• **Exercise instructions**
Each line below should be retyped exactly, with no pictures.

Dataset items
Start

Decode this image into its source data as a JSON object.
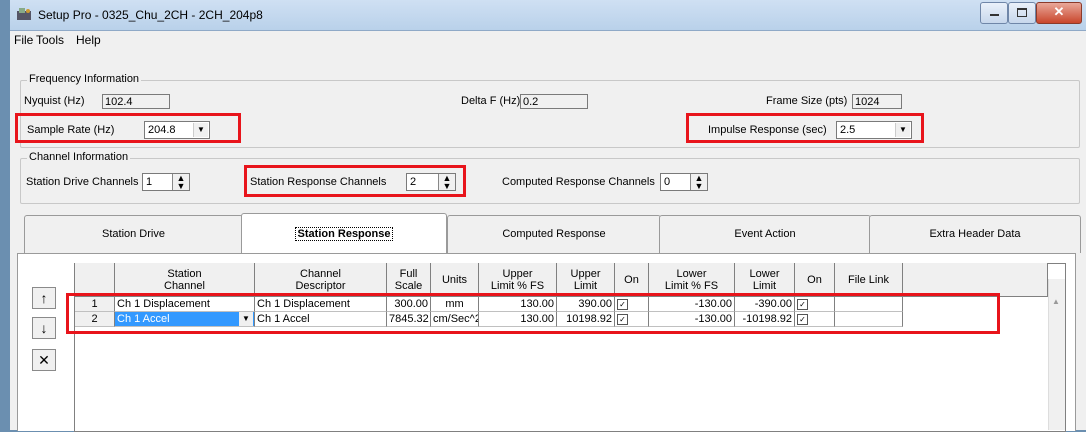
{
  "window": {
    "title": "Setup Pro - 0325_Chu_2CH - 2CH_204p8"
  },
  "menu": [
    "File",
    "Tools",
    "Help"
  ],
  "frequency": {
    "group_title": "Frequency Information",
    "nyquist_label": "Nyquist (Hz)",
    "nyquist_value": "102.4",
    "deltaf_label": "Delta F (Hz)",
    "deltaf_value": "0.2",
    "framesize_label": "Frame Size (pts)",
    "framesize_value": "1024",
    "samplerate_label": "Sample Rate (Hz)",
    "samplerate_value": "204.8",
    "impulse_label": "Impulse Response (sec)",
    "impulse_value": "2.5"
  },
  "channel": {
    "group_title": "Channel Information",
    "drive_label": "Station Drive Channels",
    "drive_value": "1",
    "response_label": "Station Response Channels",
    "response_value": "2",
    "computed_label": "Computed Response Channels",
    "computed_value": "0"
  },
  "tabs": [
    "Station Drive",
    "Station Response",
    "Computed Response",
    "Event Action",
    "Extra Header Data"
  ],
  "active_tab": "Station Response",
  "grid": {
    "headers": [
      "Station\nChannel",
      "Channel\nDescriptor",
      "Full\nScale",
      "Units",
      "Upper\nLimit % FS",
      "Upper\nLimit",
      "On",
      "Lower\nLimit % FS",
      "Lower\nLimit",
      "On",
      "File Link"
    ],
    "rows": [
      {
        "num": "1",
        "station_channel": "Ch 1 Displacement",
        "descriptor": "Ch 1 Displacement",
        "full_scale": "300.00",
        "units": "mm",
        "upper_pct": "130.00",
        "upper": "390.00",
        "upper_on": "✓",
        "lower_pct": "-130.00",
        "lower": "-390.00",
        "lower_on": "✓",
        "file_link": ""
      },
      {
        "num": "2",
        "station_channel": "Ch 1 Accel",
        "descriptor": "Ch 1 Accel",
        "full_scale": "7845.32",
        "units": "cm/Sec^2",
        "upper_pct": "130.00",
        "upper": "10198.92",
        "upper_on": "✓",
        "lower_pct": "-130.00",
        "lower": "-10198.92",
        "lower_on": "✓",
        "file_link": ""
      }
    ]
  },
  "side_buttons": {
    "up": "↑",
    "down": "↓",
    "delete": "✕"
  },
  "colors": {
    "highlight": "#e8141b",
    "selection": "#3399ff"
  }
}
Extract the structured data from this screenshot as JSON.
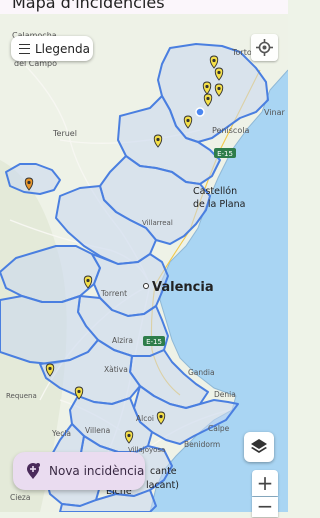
{
  "app": {
    "title": "Mapa d'incidències"
  },
  "controls": {
    "legend_label": "Llegenda",
    "new_incident_label": "Nova incidència",
    "zoom_in": "+",
    "zoom_out": "−"
  },
  "map_labels": {
    "calamocha": "Calamocha",
    "del_campo": "del Campo",
    "tortosa": "Torto",
    "vinaros": "Vinar",
    "peniscola": "Peníscola",
    "teruel": "Teruel",
    "e15_north": "E-15",
    "castellon_1": "Castellón",
    "castellon_2": "de la Plana",
    "villarreal": "Villarreal",
    "valencia": "Valencia",
    "torrent": "Torrent",
    "alzira": "Alzira",
    "e15_south": "E-15",
    "gandia": "Gandia",
    "xativa": "Xàtiva",
    "denia": "Denia",
    "requena": "Requena",
    "alcoi": "Alcoi",
    "calpe": "Calpe",
    "yecla": "Yecla",
    "villena": "Villena",
    "villajoyosa": "Villajoyosa",
    "benidorm": "Benidorm",
    "alicante_1": "cante",
    "alicante_2": "lacant)",
    "elche": "Elche",
    "cieza": "Cieza"
  },
  "markers": {
    "count_yellow": 13,
    "count_orange": 1,
    "marker_colors": {
      "incident": "#f5e04a",
      "selected": "#e8962a"
    }
  },
  "colors": {
    "region_border": "#4a7fe0",
    "region_fill": "#c8d6f0",
    "sea": "#a8d4f2",
    "land": "#eef3e8",
    "fab_bg": "#eadcf0"
  }
}
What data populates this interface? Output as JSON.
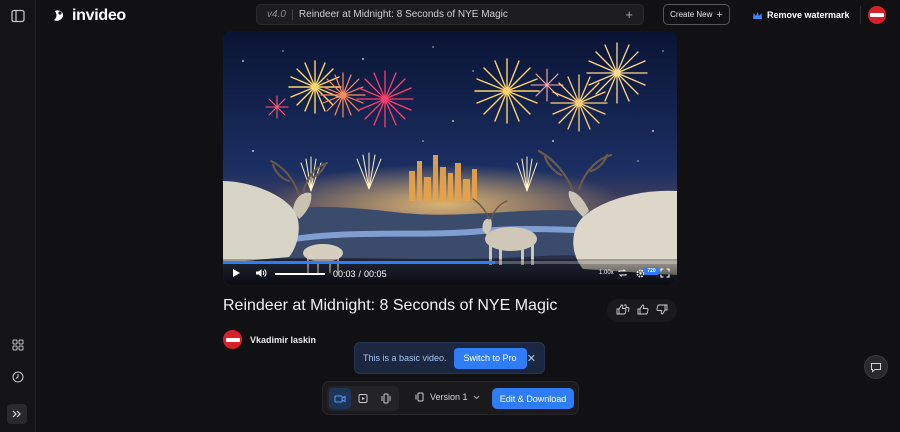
{
  "header": {
    "logo_text": "invideo",
    "version": "v4.0",
    "project_title": "Reindeer at Midnight: 8 Seconds of NYE Magic",
    "add_icon": "plus-icon",
    "create_new_label": "Create New",
    "remove_watermark_label": "Remove watermark"
  },
  "player": {
    "time_current": "00:03",
    "time_sep": "/",
    "time_total": "00:05",
    "progress": 0.6,
    "volume": 1.0,
    "speed": "1.00x",
    "resolution": "720"
  },
  "video": {
    "title": "Reindeer at Midnight: 8 Seconds of NYE Magic",
    "channel_name": "Vkadimir laskin"
  },
  "banner": {
    "message": "This is a basic video.",
    "cta_label": "Switch to Pro"
  },
  "toolbar": {
    "version_label": "Version 1",
    "edit_download_label": "Edit & Download"
  },
  "colors": {
    "accent": "#2f7df6",
    "background": "#111113",
    "avatar": "#d8202a"
  }
}
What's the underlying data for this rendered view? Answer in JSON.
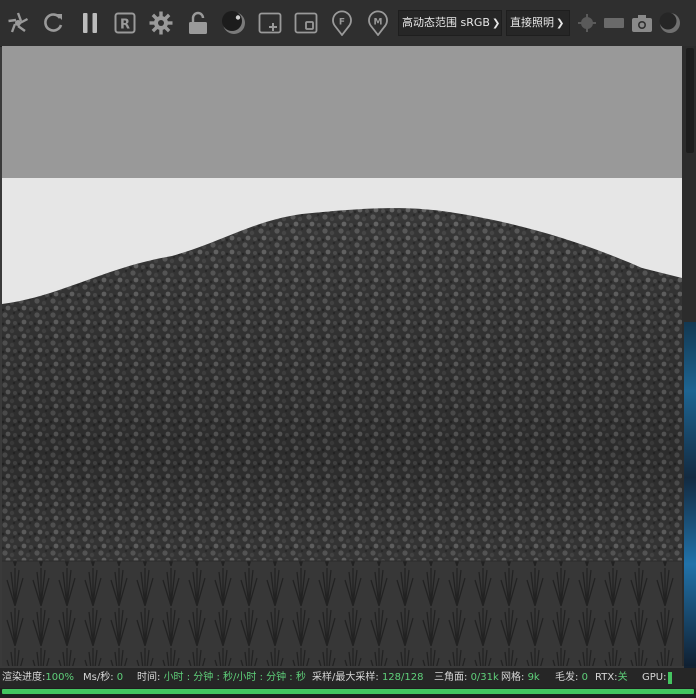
{
  "toolbar": {
    "buttons": [
      {
        "icon": "aperture-icon"
      },
      {
        "icon": "refresh-icon"
      },
      {
        "icon": "pause-icon"
      },
      {
        "icon": "region-r-icon"
      },
      {
        "icon": "gear-icon"
      },
      {
        "icon": "unlock-icon"
      },
      {
        "icon": "sphere-icon"
      },
      {
        "icon": "add-region-icon"
      },
      {
        "icon": "crop-region-icon"
      },
      {
        "icon": "focus-pin-icon"
      },
      {
        "icon": "material-pin-icon"
      }
    ],
    "color_space": {
      "label": "高动态范围 sRGB"
    },
    "lighting_mode": {
      "label": "直接照明"
    },
    "right_buttons": [
      {
        "icon": "dot-icon"
      },
      {
        "icon": "rect-icon"
      },
      {
        "icon": "camera-icon"
      },
      {
        "icon": "sphere-small-icon"
      }
    ]
  },
  "status": {
    "progress_label": "渲染进度:",
    "progress_value": "100%",
    "progress_fraction": 1.0,
    "ms_label": "Ms/秒:",
    "ms_value": "0",
    "time_label": "时间:",
    "time_value": "小时 : 分钟 : 秒/小时 : 分钟 : 秒",
    "samples_label": "采样/最大采样:",
    "samples_value": "128/128",
    "tris_label": "三角面:",
    "tris_value": "0/31k",
    "mesh_label": "网格:",
    "mesh_value": "9k",
    "hair_label": "毛发:",
    "hair_value": "0",
    "rtx_label": "RTX:",
    "rtx_value": "关",
    "gpu_label": "GPU:"
  },
  "colors": {
    "accent_green": "#44c560",
    "status_value": "#5fd07a",
    "toolbar_bg": "#2f2f2f"
  }
}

End

• **Answer to this problem**
Decode this image into its source data as a JSON object.
{
  "window": {
    "title": "Setup Pro - 0325_Chu_2CH - 2CH_204p8"
  },
  "menu": [
    "File",
    "Tools",
    "Help"
  ],
  "frequency": {
    "group_title": "Frequency Information",
    "nyquist_label": "Nyquist (Hz)",
    "nyquist_value": "102.4",
    "deltaf_label": "Delta F (Hz)",
    "deltaf_value": "0.2",
    "framesize_label": "Frame Size (pts)",
    "framesize_value": "1024",
    "samplerate_label": "Sample Rate (Hz)",
    "samplerate_value": "204.8",
    "impulse_label": "Impulse Response (sec)",
    "impulse_value": "2.5"
  },
  "channel": {
    "group_title": "Channel Information",
    "drive_label": "Station Drive Channels",
    "drive_value": "1",
    "response_label": "Station Response Channels",
    "response_value": "2",
    "computed_label": "Computed Response Channels",
    "computed_value": "0"
  },
  "tabs": [
    "Station Drive",
    "Station Response",
    "Computed Response",
    "Event Action",
    "Extra Header Data"
  ],
  "active_tab": "Station Response",
  "grid": {
    "headers": [
      "Station\nChannel",
      "Channel\nDescriptor",
      "Full\nScale",
      "Units",
      "Upper\nLimit % FS",
      "Upper\nLimit",
      "On",
      "Lower\nLimit % FS",
      "Lower\nLimit",
      "On",
      "File Link"
    ],
    "rows": [
      {
        "num": "1",
        "station_channel": "Ch 1 Displacement",
        "descriptor": "Ch 1 Displacement",
        "full_scale": "300.00",
        "units": "mm",
        "upper_pct": "130.00",
        "upper": "390.00",
        "upper_on": "✓",
        "lower_pct": "-130.00",
        "lower": "-390.00",
        "lower_on": "✓",
        "file_link": ""
      },
      {
        "num": "2",
        "station_channel": "Ch 1 Accel",
        "descriptor": "Ch 1 Accel",
        "full_scale": "7845.32",
        "units": "cm/Sec^2",
        "upper_pct": "130.00",
        "upper": "10198.92",
        "upper_on": "✓",
        "lower_pct": "-130.00",
        "lower": "-10198.92",
        "lower_on": "✓",
        "file_link": ""
      }
    ]
  },
  "side_buttons": {
    "up": "↑",
    "down": "↓",
    "delete": "✕"
  },
  "colors": {
    "highlight": "#e8141b",
    "selection": "#3399ff"
  }
}
Extract the structured data from this screenshot as JSON.
{
  "app": {
    "title": "Mapa d'incidències"
  },
  "controls": {
    "legend_label": "Llegenda",
    "new_incident_label": "Nova incidència",
    "zoom_in": "+",
    "zoom_out": "−"
  },
  "map_labels": {
    "calamocha": "Calamocha",
    "del_campo": "del Campo",
    "tortosa": "Torto",
    "vinaros": "Vinar",
    "peniscola": "Peníscola",
    "teruel": "Teruel",
    "e15_north": "E-15",
    "castellon_1": "Castellón",
    "castellon_2": "de la Plana",
    "villarreal": "Villarreal",
    "valencia": "Valencia",
    "torrent": "Torrent",
    "alzira": "Alzira",
    "e15_south": "E-15",
    "gandia": "Gandia",
    "xativa": "Xàtiva",
    "denia": "Denia",
    "requena": "Requena",
    "alcoi": "Alcoi",
    "calpe": "Calpe",
    "yecla": "Yecla",
    "villena": "Villena",
    "villajoyosa": "Villajoyosa",
    "benidorm": "Benidorm",
    "alicante_1": "cante",
    "alicante_2": "lacant)",
    "elche": "Elche",
    "cieza": "Cieza"
  },
  "markers": {
    "count_yellow": 13,
    "count_orange": 1,
    "marker_colors": {
      "incident": "#f5e04a",
      "selected": "#e8962a"
    }
  },
  "colors": {
    "region_border": "#4a7fe0",
    "region_fill": "#c8d6f0",
    "sea": "#a8d4f2",
    "land": "#eef3e8",
    "fab_bg": "#eadcf0"
  }
}
What data populates this interface? Output as JSON.
{
  "header": {
    "logo_text": "invideo",
    "version": "v4.0",
    "project_title": "Reindeer at Midnight: 8 Seconds of NYE Magic",
    "add_icon": "plus-icon",
    "create_new_label": "Create New",
    "remove_watermark_label": "Remove watermark"
  },
  "player": {
    "time_current": "00:03",
    "time_sep": "/",
    "time_total": "00:05",
    "progress": 0.6,
    "volume": 1.0,
    "speed": "1.00x",
    "resolution": "720"
  },
  "video": {
    "title": "Reindeer at Midnight: 8 Seconds of NYE Magic",
    "channel_name": "Vkadimir laskin"
  },
  "banner": {
    "message": "This is a basic video.",
    "cta_label": "Switch to Pro"
  },
  "toolbar": {
    "version_label": "Version 1",
    "edit_download_label": "Edit & Download"
  },
  "colors": {
    "accent": "#2f7df6",
    "background": "#111113",
    "avatar": "#d8202a"
  }
}
What's the underlying data for this rendered view? Answer in JSON.
{
  "toolbar": {
    "buttons": [
      {
        "icon": "aperture-icon"
      },
      {
        "icon": "refresh-icon"
      },
      {
        "icon": "pause-icon"
      },
      {
        "icon": "region-r-icon"
      },
      {
        "icon": "gear-icon"
      },
      {
        "icon": "unlock-icon"
      },
      {
        "icon": "sphere-icon"
      },
      {
        "icon": "add-region-icon"
      },
      {
        "icon": "crop-region-icon"
      },
      {
        "icon": "focus-pin-icon"
      },
      {
        "icon": "material-pin-icon"
      }
    ],
    "color_space": {
      "label": "高动态范围 sRGB"
    },
    "lighting_mode": {
      "label": "直接照明"
    },
    "right_buttons": [
      {
        "icon": "dot-icon"
      },
      {
        "icon": "rect-icon"
      },
      {
        "icon": "camera-icon"
      },
      {
        "icon": "sphere-small-icon"
      }
    ]
  },
  "status": {
    "progress_label": "渲染进度:",
    "progress_value": "100%",
    "progress_fraction": 1.0,
    "ms_label": "Ms/秒:",
    "ms_value": "0",
    "time_label": "时间:",
    "time_value": "小时 : 分钟 : 秒/小时 : 分钟 : 秒",
    "samples_label": "采样/最大采样:",
    "samples_value": "128/128",
    "tris_label": "三角面:",
    "tris_value": "0/31k",
    "mesh_label": "网格:",
    "mesh_value": "9k",
    "hair_label": "毛发:",
    "hair_value": "0",
    "rtx_label": "RTX:",
    "rtx_value": "关",
    "gpu_label": "GPU:"
  },
  "colors": {
    "accent_green": "#44c560",
    "status_value": "#5fd07a",
    "toolbar_bg": "#2f2f2f"
  }
}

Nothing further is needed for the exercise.